**LISTING:**
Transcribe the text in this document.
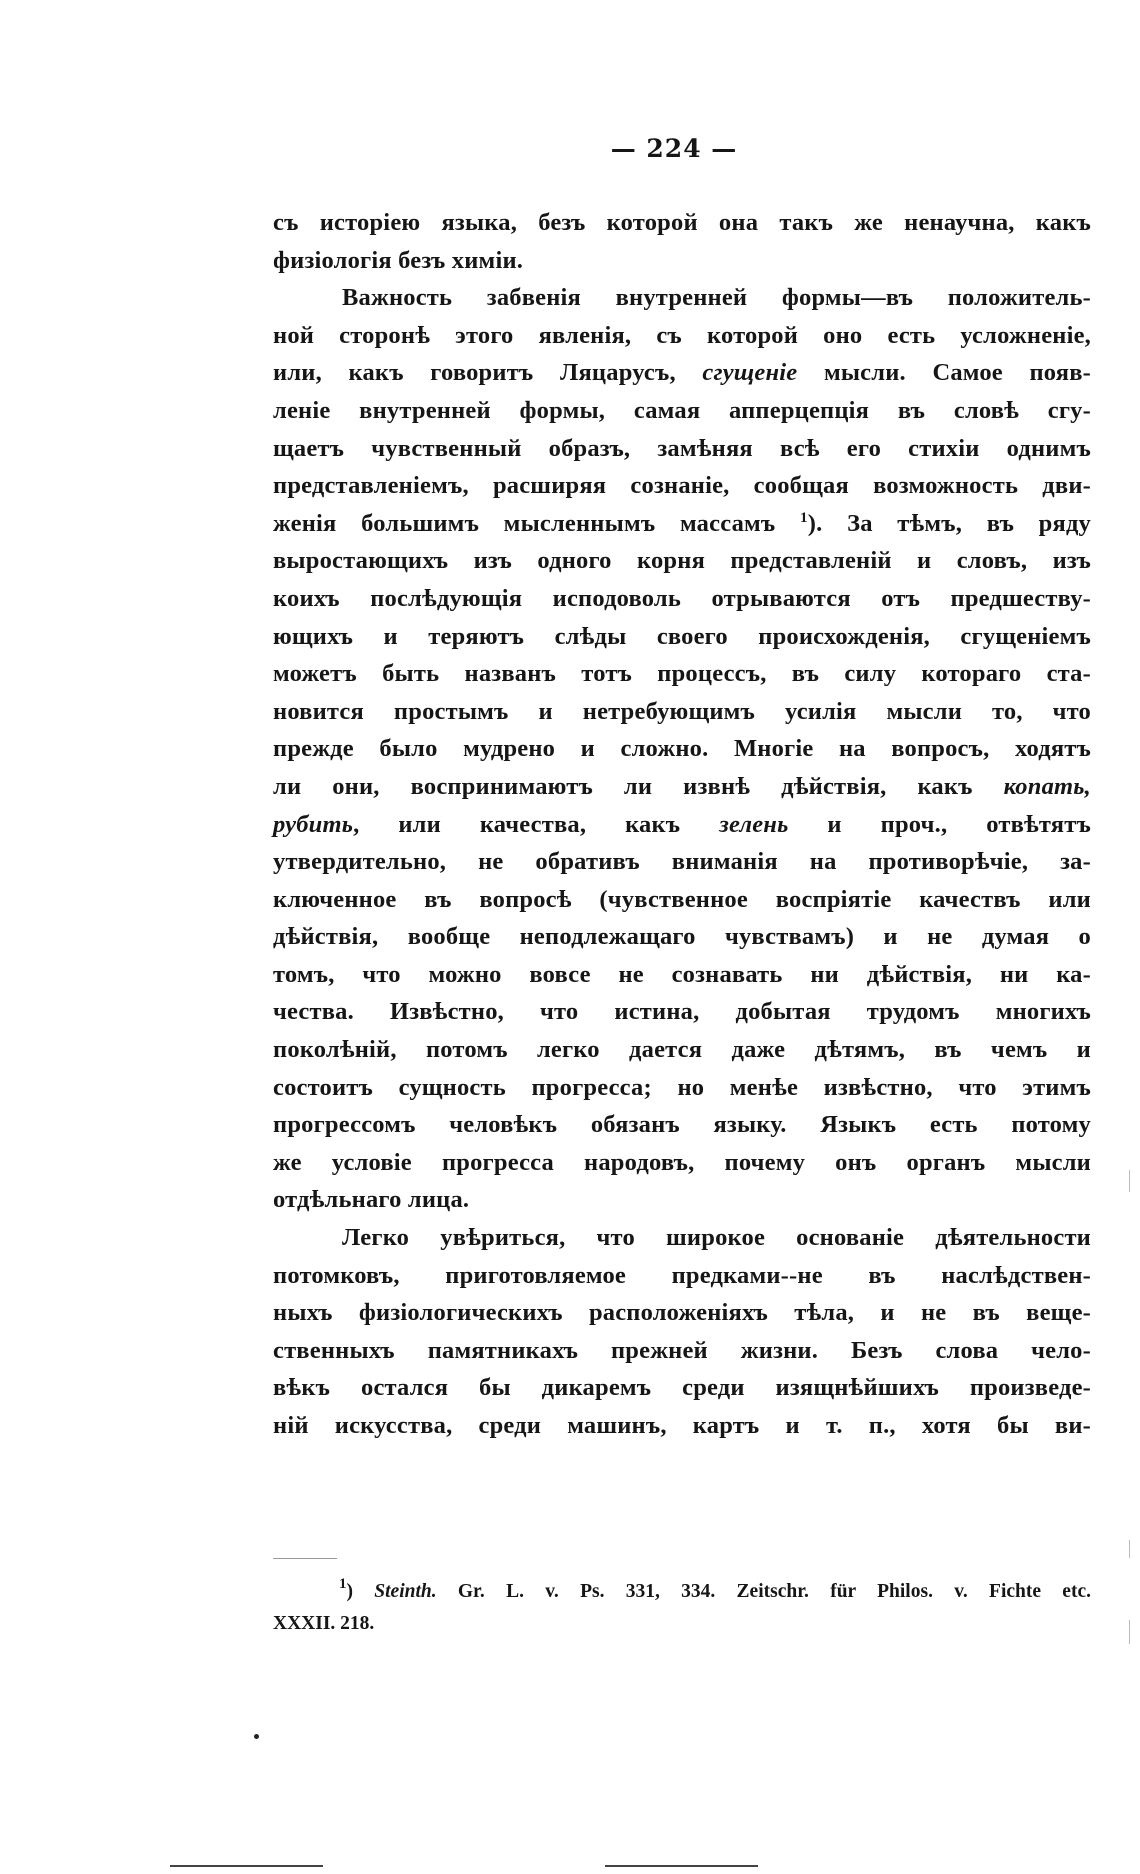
— 224 —
съ исторіею языка, безъ которой она такъ же ненаучна, какъ
физіологія безъ химіи.
Важность забвенія внутренней формы—въ положитель-
ной сторонѣ этого явленія, съ которой оно есть усложненіе,
или, какъ говоритъ Ляцарусъ, сгущеніе мысли. Самое появ-
леніе внутренней формы, самая апперцепція въ словѣ сгу-
щаетъ чувственный образъ, замѣняя всѣ его стихіи однимъ
представленіемъ, расширяя сознаніе, сообщая возможность дви-
женія большимъ мысленнымъ массамъ $^1$). За тѣмъ, въ ряду
выростающихъ изъ одного корня представленій и словъ, изъ
коихъ послѣдующія исподоволь отрываются отъ предшеству-
ющихъ и теряютъ слѣды своего происхожденія, сгущеніемъ
можетъ быть названъ тотъ процессъ, въ силу котораго ста-
новится простымъ и нетребующимъ усилія мысли то, что
прежде было мудрено и сложно. Многіе на вопросъ, ходятъ
ли они, воспринимаютъ ли извнѣ дѣйствія, какъ копать,
рубить, или качества, какъ зелень и проч., отвѣтятъ
утвердительно, не обративъ вниманія на противорѣчіе, за-
ключенное въ вопросѣ (чувственное воспріятіе качествъ или
дѣйствія, вообще неподлежащаго чувствамъ) и не думая о
томъ, что можно вовсе не сознавать ни дѣйствія, ни ка-
чества. Извѣстно, что истина, добытая трудомъ многихъ
поколѣній, потомъ легко дается даже дѣтямъ, въ чемъ и
состоитъ сущность прогресса; но менѣе извѣстно, что этимъ
прогрессомъ человѣкъ обязанъ языку. Языкъ есть потому
же условіе прогресса народовъ, почему онъ органъ мысли
отдѣльнаго лица.
Легко увѣриться, что широкое основаніе дѣятельности
потомковъ, приготовляемое предками--не въ наслѣдствен-
ныхъ физіологическихъ расположеніяхъ тѣла, и не въ веще-
ственныхъ памятникахъ прежней жизни. Безъ слова чело-
вѣкъ остался бы дикаремъ среди изящнѣйшихъ произведе-
ній искусства, среди машинъ, картъ и т. п., хотя бы ви-
$^1$) Steinth. Gr. L. v. Ps. 331, 334. Zeitschr. für Philos. v. Fichte etc.
XXXII. 218.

**WHAT IS ASKED:**
Copy each line of the listing that holds the word "какъ".

**RESULT OF THIS TASK:**
съ исторіею языка, безъ которой она такъ же ненаучна, какъ
или, какъ говоритъ Ляцарусъ, сгущеніе мысли. Самое появ-
ли они, воспринимаютъ ли извнѣ дѣйствія, какъ копать,
рубить, или качества, какъ зелень и проч., отвѣтятъ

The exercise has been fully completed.